§ Data shown
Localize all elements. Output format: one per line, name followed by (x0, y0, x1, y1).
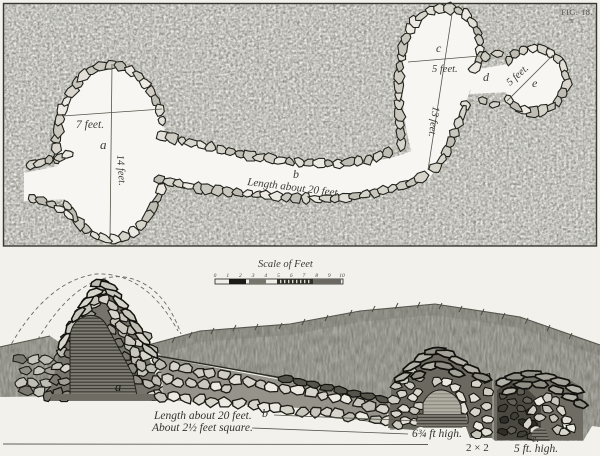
svg-text:5 feet.: 5 feet. (432, 64, 458, 75)
svg-text:7 feet.: 7 feet. (76, 119, 104, 131)
svg-text:FIG. 18.: FIG. 18. (561, 7, 593, 17)
svg-text:3: 3 (251, 273, 255, 279)
svg-text:d: d (483, 70, 490, 84)
svg-text:14 feet.: 14 feet. (114, 154, 127, 186)
svg-text:0: 0 (214, 273, 217, 279)
svg-text:c: c (436, 41, 442, 55)
svg-text:4: 4 (264, 272, 267, 279)
svg-text:7: 7 (303, 273, 306, 279)
svg-text:e: e (532, 76, 538, 90)
svg-text:x: x (570, 16, 574, 25)
svg-text:Scale of Feet: Scale of Feet (258, 259, 314, 270)
svg-text:10: 10 (339, 273, 345, 279)
svg-text:5 ft. high.: 5 ft. high. (514, 443, 558, 455)
svg-text:b: b (293, 167, 299, 181)
svg-text:5: 5 (277, 273, 280, 279)
svg-text:6¾ ft high.: 6¾ ft high. (412, 428, 462, 440)
svg-text:9: 9 (328, 273, 331, 279)
svg-text:2 × 2: 2 × 2 (466, 442, 489, 454)
svg-text:6: 6 (290, 273, 293, 279)
svg-text:a: a (115, 380, 121, 394)
svg-text:2: 2 (239, 273, 242, 279)
svg-text:Length about 20 feet.: Length about 20 feet. (153, 410, 252, 422)
svg-text:1: 1 (226, 273, 229, 279)
svg-text:About 2½ feet square.: About 2½ feet square. (151, 422, 253, 434)
svg-text:b: b (262, 406, 268, 420)
svg-text:a: a (100, 137, 107, 152)
svg-text:8: 8 (315, 273, 318, 279)
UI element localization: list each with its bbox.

§ What needs to be done
Please convert every line of the records above into a numbered list, leaving out blank lines and any pictures.

§ Correct answer
1. Localize all elements. Output format: one per line, name followed by (x0, y0, x1, y1).
2. svg-text:5 feet.: 5 feet. (432, 64, 458, 75)
3. svg-text:7 feet.: 7 feet. (76, 119, 104, 131)
4. svg-text:FIG. 18.: FIG. 18. (561, 7, 593, 17)
5. svg-text:3: 3 (251, 273, 255, 279)
6. svg-text:d: d (483, 70, 490, 84)
7. svg-text:14 feet.: 14 feet. (114, 154, 127, 186)
8. svg-text:0: 0 (214, 273, 217, 279)
9. svg-text:c: c (436, 41, 442, 55)
10. svg-text:4: 4 (264, 272, 267, 279)
11. svg-text:7: 7 (303, 273, 306, 279)
12. svg-text:e: e (532, 76, 538, 90)
13. svg-text:x: x (570, 16, 574, 25)
14. svg-text:Scale of Feet: Scale of Feet (258, 259, 314, 270)
15. svg-text:10: 10 (339, 273, 345, 279)
16. svg-text:5 ft. high.: 5 ft. high. (514, 443, 558, 455)
17. svg-text:b: b (293, 167, 299, 181)
18. svg-text:5: 5 (277, 273, 280, 279)
19. svg-text:6¾ ft high.: 6¾ ft high. (412, 428, 462, 440)
20. svg-text:9: 9 (328, 273, 331, 279)
21. svg-text:2 × 2: 2 × 2 (466, 442, 489, 454)
22. svg-text:6: 6 (290, 273, 293, 279)
23. svg-text:a: a (115, 380, 121, 394)
24. svg-text:2: 2 (239, 273, 242, 279)
25. svg-text:Length about 20 feet.: Length about 20 feet. (153, 410, 252, 422)
26. svg-text:1: 1 (226, 273, 229, 279)
27. svg-text:About 2½ feet square.: About 2½ feet square. (151, 422, 253, 434)
28. svg-text:b: b (262, 406, 268, 420)
29. svg-text:a: a (100, 137, 107, 152)
30. svg-text:8: 8 (315, 273, 318, 279)
31. UI element localization: list each with its bbox.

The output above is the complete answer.